Trecho.

As urnas eletrônicas brasileiras, sem voto impresso, ainda são da primeira geração de equipamentos eletrônicos de votação que começaram a ser usados, mundo afora, em 1991. A partir de 2002, esse modelo começou a ser abandonado e substituído por modelos de segunda geração, com materialização do voto (voto impresso ou escaneado), para permitir auditoria externa independente no software do próprio equipamento. O Brasil é o único pais que ainda não fez essa migração.

No teste público de 2017, a equipe dos professores Diego Aranha (Unicamp) e Paulo Matias (UFSCar) encontrou falhas de segurança no software que perduravam desde 2002 e conseguiu até injetar adulteração no software das urnas. Por isso, eu não consigo confiar nas urnas brasileiras de primeira geração.

Em 2014, você foi um dos profissionais que realizou uma auditoria especial no sistema eleitoral de 2014. A auditoria revelou dois problemas graves. O primeiro é que o sistema eleitoral informatizado brasileiro não permite auditoria completa e independente. Recentemente, a procuradora-geral, Raquel Dodge, pediu ao STF para derrubar a obrigatoriedade de impressão dos votos pelas urnas eletrônicas. Por qual razão não se pode fazer essa auditoria independente? Do que os ministros do TSE e procuradora-geral da República têm medo?

Éramos dez profissionais em TI (além de dois outros que o TSE não permitiu participarem) naquela auditoria. Quem, de fato, não quer que o sistema eleitoral seja auditado de forma eficaz e independente são os funcionários efetivos da administração eleitoral, mais especificamente da área de TI, que controlam todas as etapas do processo desde a concepção do projeto, seu desenvolvimento, sua regulamentação, sua implementação, sua operação e até o que pode ou não ser auditado (auditoria não independente). Os ministros do TSE têm mandato temporário e acabam se submetendo à pressão dos funcionários de carreira que preferem que não haja auditorias eficazes para que seus eventuais erros (e possíveis fraudes) não sejam descobertos.

A Procuradoria Geral Eleitoral, infelizmente, tem sido altamente conivente e omissa na função de avaliadora externa do desempenho dos administradores das eleições que, em última instância, são os ministros do TSE. Acredito que isso decorra de sua outra função, que é ser parte em ações eleitorais onde os ministros do TSE são os juízes. Para não desagradar os juízes de suas causas, eles pegam leve com os administradores (os próprios juízes).

É um termo forte, mas para mim parece que, como fiscais das eleições eletrônicas, o Ministério Público tem se comportado mais como capacho do TSE.

O segundo problema sério identificado na auditoria da qual você participou é que a etapa de votação e apuração dos votos feitos nas urnas eletrônicas não pôde ter a sua confiabilidade verificada devido às severas restrições impostas pela autoridade eleitoral. Por que o TSE não permitiu a coleta dos dados diretamente das mídias de memória das urnas eletrônicas?

Dados brutos.
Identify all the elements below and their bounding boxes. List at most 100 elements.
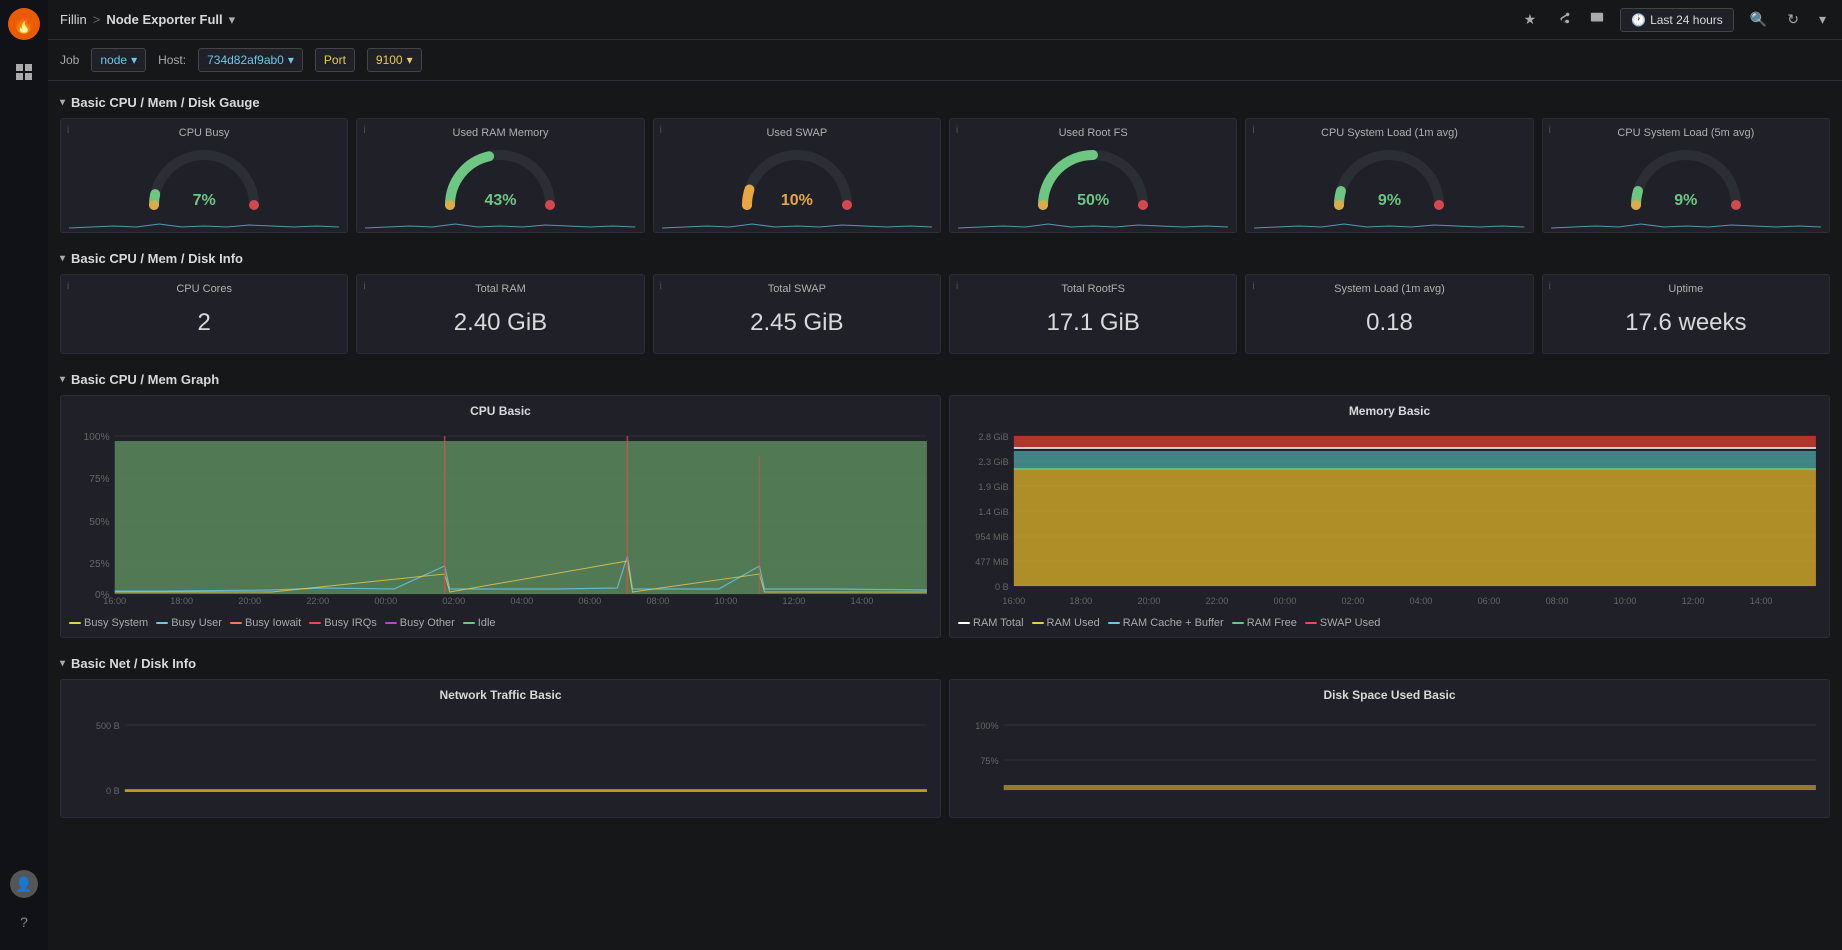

Tarefas obrigatórias.
**A)** Segundo o trecho sobre as urnas eletrônicas, quantos profissionais de TI participaram da auditoria de 2014?
**B)** Transforme em lista o parágrafo do trecho sobre as urnas eletrônicas que começa com "As urnas eletrônicas brasileiras". Mantenha os fatos principais.
**C)** Estenda o trecho sobre as urnas eletrônicas a partir do ponto em que ele termina.

Respostas escritas.
**A)** Dez profissionais, além de outros dois que o TSE não permitiu participarem.

**B)**
- As urnas eletrônicas brasileiras, sem voto impresso, ainda são da primeira geração de equipamentos eletrônicos de votação, usados no mundo desde 1991.
- A partir de 2002, esse modelo começou a ser abandonado e substituído por modelos de segunda geração, com voto impresso ou escaneado.
- A materialização do voto permite auditoria externa independente no software do próprio equipamento.
- O Brasil é o único país que ainda não fez essa migração.

**C)**
Os motivos alegados eram inúmeros, mas era dissimulação. O motivo real é óbvio: poderíamos encontrar provas de mau funcionamento ou adulteração do software das urnas. O TSE impôs tantas restrições à auditoria que tiveram por efeito torná-la inconclusiva.

E essas suspeitas que existem em relação à empresa venezuelana Smartmatic? Li um artigo do general venezuelano Carlos Julio Peñaloza, ex-comandante geral do Exército da Venezuela, que depois teve de fugir para Miami, em que ele dizia que a empresa venezuelana Smartmatic, contratada pelo TSE para as eleições de 2014, “foi o cavalo de Troia desenhado pelo governo de Fidel Castro” e que tinha como objetivo inicial “controlar o sistema eleitoral venezuelano desde Havana para potencializar o carisma e popularidade de Chávez”.

De fato, desde 2004 a empresa Smarmatic sempre esteve “coligada” com o CNE [órgão eleitoral] da Venezuela. Também é citada em algumas denuncias de fraudes fora da Venezuela. Ela tomou a decisão de participar do processo eleitoral de qualquer país, principalmente na América Latina, fornecendo o que for possível e disponível, desde urnas eletrônicas (Venezuela e Equador), contagem de votos manuais (Argentina), pessoal para limpeza e preparação das urnas (Brasil) etc. Agora entrou na concorrência para fornecer as impressoras do voto no Brasil. Acabou sendo desclassificada depois de muita pressão popular contra a sua proximidade com o TSE.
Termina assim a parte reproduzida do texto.